Work to be completed:
Repeat every record below exactly as it appears.

Data shown:

▽

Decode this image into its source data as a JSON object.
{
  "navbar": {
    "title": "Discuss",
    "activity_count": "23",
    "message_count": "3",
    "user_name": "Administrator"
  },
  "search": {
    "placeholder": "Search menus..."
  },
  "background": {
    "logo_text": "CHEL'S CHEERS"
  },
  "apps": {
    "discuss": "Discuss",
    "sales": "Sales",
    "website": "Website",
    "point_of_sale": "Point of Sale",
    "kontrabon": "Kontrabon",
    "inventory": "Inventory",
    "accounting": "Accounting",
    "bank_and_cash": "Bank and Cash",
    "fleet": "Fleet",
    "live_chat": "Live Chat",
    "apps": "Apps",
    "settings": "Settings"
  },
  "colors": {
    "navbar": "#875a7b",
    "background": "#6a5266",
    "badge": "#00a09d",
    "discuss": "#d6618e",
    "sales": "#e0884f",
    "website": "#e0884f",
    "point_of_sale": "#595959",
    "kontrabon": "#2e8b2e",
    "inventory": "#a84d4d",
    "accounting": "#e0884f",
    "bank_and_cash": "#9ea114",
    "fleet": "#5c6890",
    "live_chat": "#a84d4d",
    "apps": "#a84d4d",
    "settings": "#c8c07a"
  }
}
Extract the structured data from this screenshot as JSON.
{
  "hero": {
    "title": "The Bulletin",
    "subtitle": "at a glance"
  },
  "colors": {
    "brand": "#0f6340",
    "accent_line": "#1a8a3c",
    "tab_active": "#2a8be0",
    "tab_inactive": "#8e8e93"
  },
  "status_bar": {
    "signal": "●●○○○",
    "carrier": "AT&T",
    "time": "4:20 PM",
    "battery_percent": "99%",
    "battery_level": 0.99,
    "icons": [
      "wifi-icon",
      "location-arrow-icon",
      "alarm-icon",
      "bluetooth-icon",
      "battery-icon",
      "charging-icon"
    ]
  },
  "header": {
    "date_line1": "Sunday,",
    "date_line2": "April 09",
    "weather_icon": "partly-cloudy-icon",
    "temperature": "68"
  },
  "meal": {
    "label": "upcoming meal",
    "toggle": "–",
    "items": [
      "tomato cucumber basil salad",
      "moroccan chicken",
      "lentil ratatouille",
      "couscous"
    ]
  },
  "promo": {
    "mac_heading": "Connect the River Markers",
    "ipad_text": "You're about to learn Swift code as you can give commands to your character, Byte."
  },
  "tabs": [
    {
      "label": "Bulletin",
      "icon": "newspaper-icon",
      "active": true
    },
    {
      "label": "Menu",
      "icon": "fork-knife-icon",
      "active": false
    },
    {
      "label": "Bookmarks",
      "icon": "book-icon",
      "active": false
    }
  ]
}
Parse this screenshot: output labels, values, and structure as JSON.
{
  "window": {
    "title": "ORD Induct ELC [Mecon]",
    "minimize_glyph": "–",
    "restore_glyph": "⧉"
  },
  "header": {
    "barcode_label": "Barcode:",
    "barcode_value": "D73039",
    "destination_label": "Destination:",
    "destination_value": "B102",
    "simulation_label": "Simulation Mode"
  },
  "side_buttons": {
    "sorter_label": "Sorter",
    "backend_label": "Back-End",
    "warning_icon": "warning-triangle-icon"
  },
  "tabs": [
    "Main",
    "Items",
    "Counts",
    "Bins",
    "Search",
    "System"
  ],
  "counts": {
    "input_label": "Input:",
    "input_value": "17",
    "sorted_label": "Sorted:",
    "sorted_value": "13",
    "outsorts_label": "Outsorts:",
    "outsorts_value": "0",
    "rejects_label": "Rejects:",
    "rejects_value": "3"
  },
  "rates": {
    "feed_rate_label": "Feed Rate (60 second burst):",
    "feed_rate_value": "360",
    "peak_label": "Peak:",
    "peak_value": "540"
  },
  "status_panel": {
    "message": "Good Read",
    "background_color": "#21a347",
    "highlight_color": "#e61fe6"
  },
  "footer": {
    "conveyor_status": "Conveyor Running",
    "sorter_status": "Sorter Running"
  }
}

△

Right answer:
Decode this image into its source data as a JSON object.
{
  "navbar": {
    "title": "Discuss",
    "activity_count": "23",
    "message_count": "3",
    "user_name": "Administrator"
  },
  "search": {
    "placeholder": "Search menus..."
  },
  "background": {
    "logo_text": "CHEL'S CHEERS"
  },
  "apps": {
    "discuss": "Discuss",
    "sales": "Sales",
    "website": "Website",
    "point_of_sale": "Point of Sale",
    "kontrabon": "Kontrabon",
    "inventory": "Inventory",
    "accounting": "Accounting",
    "bank_and_cash": "Bank and Cash",
    "fleet": "Fleet",
    "live_chat": "Live Chat",
    "apps": "Apps",
    "settings": "Settings"
  },
  "colors": {
    "navbar": "#875a7b",
    "background": "#6a5266",
    "badge": "#00a09d",
    "discuss": "#d6618e",
    "sales": "#e0884f",
    "website": "#e0884f",
    "point_of_sale": "#595959",
    "kontrabon": "#2e8b2e",
    "inventory": "#a84d4d",
    "accounting": "#e0884f",
    "bank_and_cash": "#9ea114",
    "fleet": "#5c6890",
    "live_chat": "#a84d4d",
    "apps": "#a84d4d",
    "settings": "#c8c07a"
  }
}
Extract the structured data from this screenshot as JSON.
{
  "hero": {
    "title": "The Bulletin",
    "subtitle": "at a glance"
  },
  "colors": {
    "brand": "#0f6340",
    "accent_line": "#1a8a3c",
    "tab_active": "#2a8be0",
    "tab_inactive": "#8e8e93"
  },
  "status_bar": {
    "signal": "●●○○○",
    "carrier": "AT&T",
    "time": "4:20 PM",
    "battery_percent": "99%",
    "battery_level": 0.99,
    "icons": [
      "wifi-icon",
      "location-arrow-icon",
      "alarm-icon",
      "bluetooth-icon",
      "battery-icon",
      "charging-icon"
    ]
  },
  "header": {
    "date_line1": "Sunday,",
    "date_line2": "April 09",
    "weather_icon": "partly-cloudy-icon",
    "temperature": "68"
  },
  "meal": {
    "label": "upcoming meal",
    "toggle": "–",
    "items": [
      "tomato cucumber basil salad",
      "moroccan chicken",
      "lentil ratatouille",
      "couscous"
    ]
  },
  "promo": {
    "mac_heading": "Connect the River Markers",
    "ipad_text": "You're about to learn Swift code as you can give commands to your character, Byte."
  },
  "tabs": [
    {
      "label": "Bulletin",
      "icon": "newspaper-icon",
      "active": true
    },
    {
      "label": "Menu",
      "icon": "fork-knife-icon",
      "active": false
    },
    {
      "label": "Bookmarks",
      "icon": "book-icon",
      "active": false
    }
  ]
}
Parse this screenshot: output labels, values, and structure as JSON.
{
  "window": {
    "title": "ORD Induct ELC [Mecon]",
    "minimize_glyph": "–",
    "restore_glyph": "⧉"
  },
  "header": {
    "barcode_label": "Barcode:",
    "barcode_value": "D73039",
    "destination_label": "Destination:",
    "destination_value": "B102",
    "simulation_label": "Simulation Mode"
  },
  "side_buttons": {
    "sorter_label": "Sorter",
    "backend_label": "Back-End",
    "warning_icon": "warning-triangle-icon"
  },
  "tabs": [
    "Main",
    "Items",
    "Counts",
    "Bins",
    "Search",
    "System"
  ],
  "counts": {
    "input_label": "Input:",
    "input_value": "17",
    "sorted_label": "Sorted:",
    "sorted_value": "13",
    "outsorts_label": "Outsorts:",
    "outsorts_value": "0",
    "rejects_label": "Rejects:",
    "rejects_value": "3"
  },
  "rates": {
    "feed_rate_label": "Feed Rate (60 second burst):",
    "feed_rate_value": "360",
    "peak_label": "Peak:",
    "peak_value": "540"
  },
  "status_panel": {
    "message": "Good Read",
    "background_color": "#21a347",
    "highlight_color": "#e61fe6"
  },
  "footer": {
    "conveyor_status": "Conveyor Running",
    "sorter_status": "Sorter Running"
  }
}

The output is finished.